Return, unchanged, the lines of the records between the line holding "y-tick-label: 10 (112, 94, 129, 109)" and the line holding "series-renorm_factUp-step (138, 309, 990, 624)", inclusive.

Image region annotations
• • •

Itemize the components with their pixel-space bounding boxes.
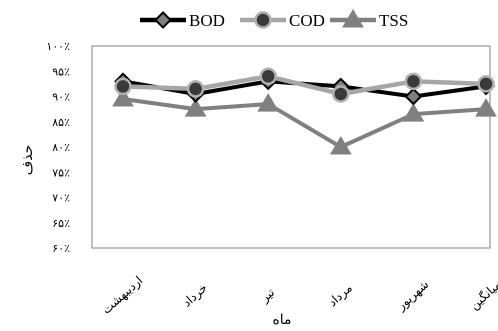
legend-label: BOD (189, 11, 225, 30)
y-tick-label: ۸۰٪ (52, 141, 70, 154)
legend-item-tss: TSS (330, 10, 408, 30)
x-axis-label: ماه (272, 312, 291, 328)
data-point (116, 79, 131, 94)
x-tick-label: اردیبهشت (99, 273, 146, 317)
x-tick-label: مرداد (325, 281, 355, 310)
series-layer (113, 69, 496, 154)
y-tick-label: ۷۵٪ (52, 166, 70, 179)
y-tick-label: ۶۵٪ (52, 217, 70, 230)
data-point (333, 86, 348, 101)
legend-marker (256, 13, 271, 28)
y-axis-label: حذف (20, 145, 36, 176)
x-tick-label: تیر (257, 285, 278, 306)
legend-label: COD (289, 11, 325, 30)
series-tss (113, 89, 496, 154)
data-point (188, 81, 203, 96)
legend-item-cod: COD (240, 11, 325, 30)
plot-area (92, 46, 490, 248)
legend-marker (156, 13, 171, 28)
plot-border (92, 46, 490, 248)
x-tick-label: میانگین (467, 278, 498, 314)
series-cod (116, 69, 494, 102)
y-tick-label: ۹۵٪ (52, 65, 70, 78)
y-tick-label: ۸۵٪ (52, 116, 70, 129)
y-tick-label: ۹۰٪ (52, 91, 70, 104)
x-tick-label: خرداد (180, 280, 211, 310)
series-line (123, 99, 486, 147)
x-axis: اردیبهشت خرداد تیر مرداد شهریور میانگین (99, 273, 498, 317)
y-axis: ۶۰٪ ۶۵٪ ۷۰٪ ۷۵٪ ۸۰٪ ۸۵٪ ۹۰٪ ۹۵٪ ۱۰۰٪ (46, 40, 70, 255)
legend-item-bod: BOD (140, 11, 225, 30)
data-point (406, 89, 421, 104)
legend: BOD COD TSS (140, 10, 408, 30)
y-tick-label: ۶۰٪ (52, 242, 70, 255)
legend-label: TSS (379, 11, 408, 30)
data-point (406, 74, 421, 89)
data-point (479, 76, 494, 91)
x-tick-label: شهریور (393, 277, 432, 314)
y-tick-label: ۷۰٪ (52, 192, 70, 205)
data-point (261, 69, 276, 84)
y-tick-label: ۱۰۰٪ (46, 40, 70, 53)
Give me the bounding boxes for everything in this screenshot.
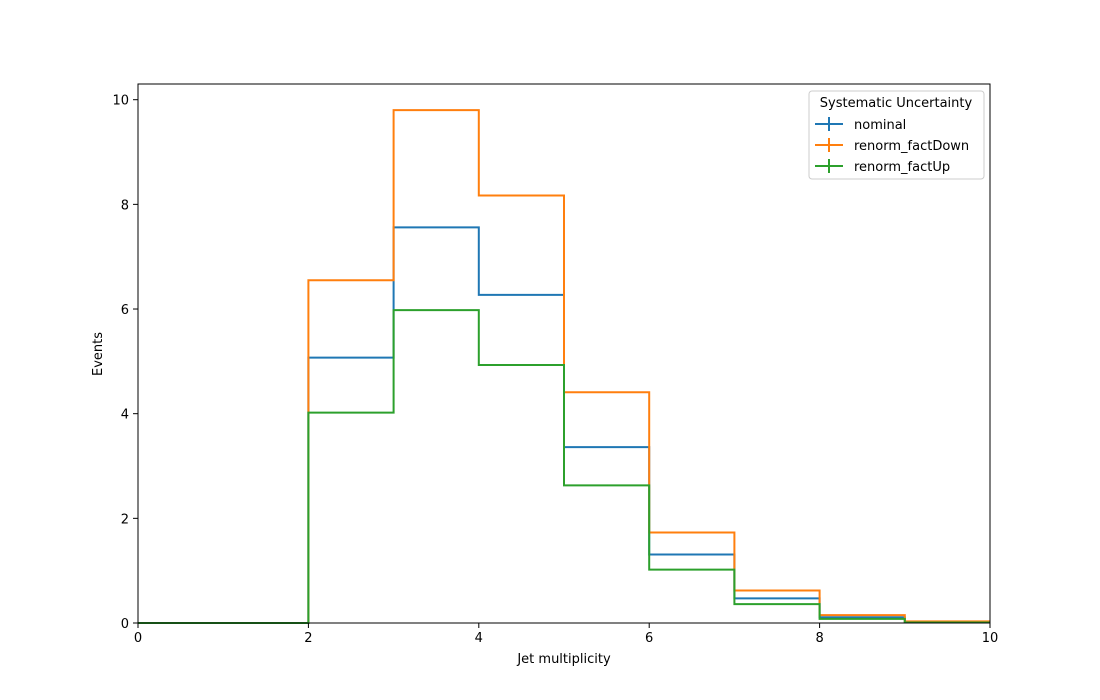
y-tick-label: 10 (112, 94, 129, 109)
legend-title: Systematic Uncertainty (820, 96, 973, 111)
legend-label-renorm_factDown: renorm_factDown (854, 139, 969, 154)
legend: Systematic Uncertainty nominal renorm_fac… (808, 90, 985, 180)
y-tick-label: 0 (121, 617, 129, 632)
legend-label-renorm_factUp: renorm_factUp (854, 160, 950, 175)
legend-box (808, 90, 985, 180)
x-tick-label: 6 (645, 631, 653, 646)
x-tick-label: 0 (134, 631, 142, 646)
y-tick-label: 6 (121, 303, 129, 318)
x-tick-label: 8 (815, 631, 823, 646)
y-tick-label: 4 (121, 408, 129, 423)
x-tick-label: 2 (304, 631, 312, 646)
y-tick-label: 2 (121, 512, 129, 527)
y-axis-label: Events (91, 332, 106, 376)
y-axis: 0 2 4 6 8 10 (112, 94, 138, 632)
legend-label-nominal: nominal (854, 118, 906, 133)
x-tick-label: 10 (982, 631, 999, 646)
y-tick-label: 8 (121, 198, 129, 213)
series-layer (138, 109, 990, 624)
plot-frame (137, 83, 991, 624)
series-renorm_factUp-step (138, 309, 990, 624)
x-axis-label: Jet multiplicity (516, 652, 611, 667)
x-tick-label: 4 (475, 631, 483, 646)
x-axis: 0 2 4 6 8 10 (134, 623, 998, 646)
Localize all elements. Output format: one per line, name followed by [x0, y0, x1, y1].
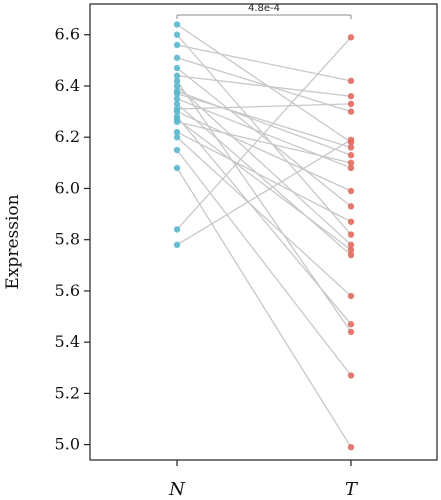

• • •

__Response__.
y-tick-label: 10 (112, 94, 129, 109)
legend-title: Systematic Uncertainty (820, 96, 973, 111)
legend-label-renorm_factDown: renorm_factDown (854, 139, 969, 154)
legend: Systematic Uncertainty nominal renorm_fac… (808, 90, 985, 180)
y-tick-label: 0 (121, 617, 129, 632)
legend-label-renorm_factUp: renorm_factUp (854, 160, 950, 175)
legend-box (808, 90, 985, 180)
x-tick-label: 6 (645, 631, 653, 646)
x-tick-label: 0 (134, 631, 142, 646)
y-tick-label: 6 (121, 303, 129, 318)
x-tick-label: 8 (815, 631, 823, 646)
y-tick-label: 4 (121, 408, 129, 423)
x-tick-label: 2 (304, 631, 312, 646)
y-tick-label: 2 (121, 512, 129, 527)
y-axis-label: Events (91, 332, 106, 376)
y-axis: 0 2 4 6 8 10 (112, 94, 138, 632)
legend-label-nominal: nominal (854, 118, 906, 133)
x-tick-label: 10 (982, 631, 999, 646)
y-tick-label: 8 (121, 198, 129, 213)
series-layer (138, 109, 990, 624)
plot-frame (137, 83, 991, 624)
series-renorm_factUp-step (138, 309, 990, 624)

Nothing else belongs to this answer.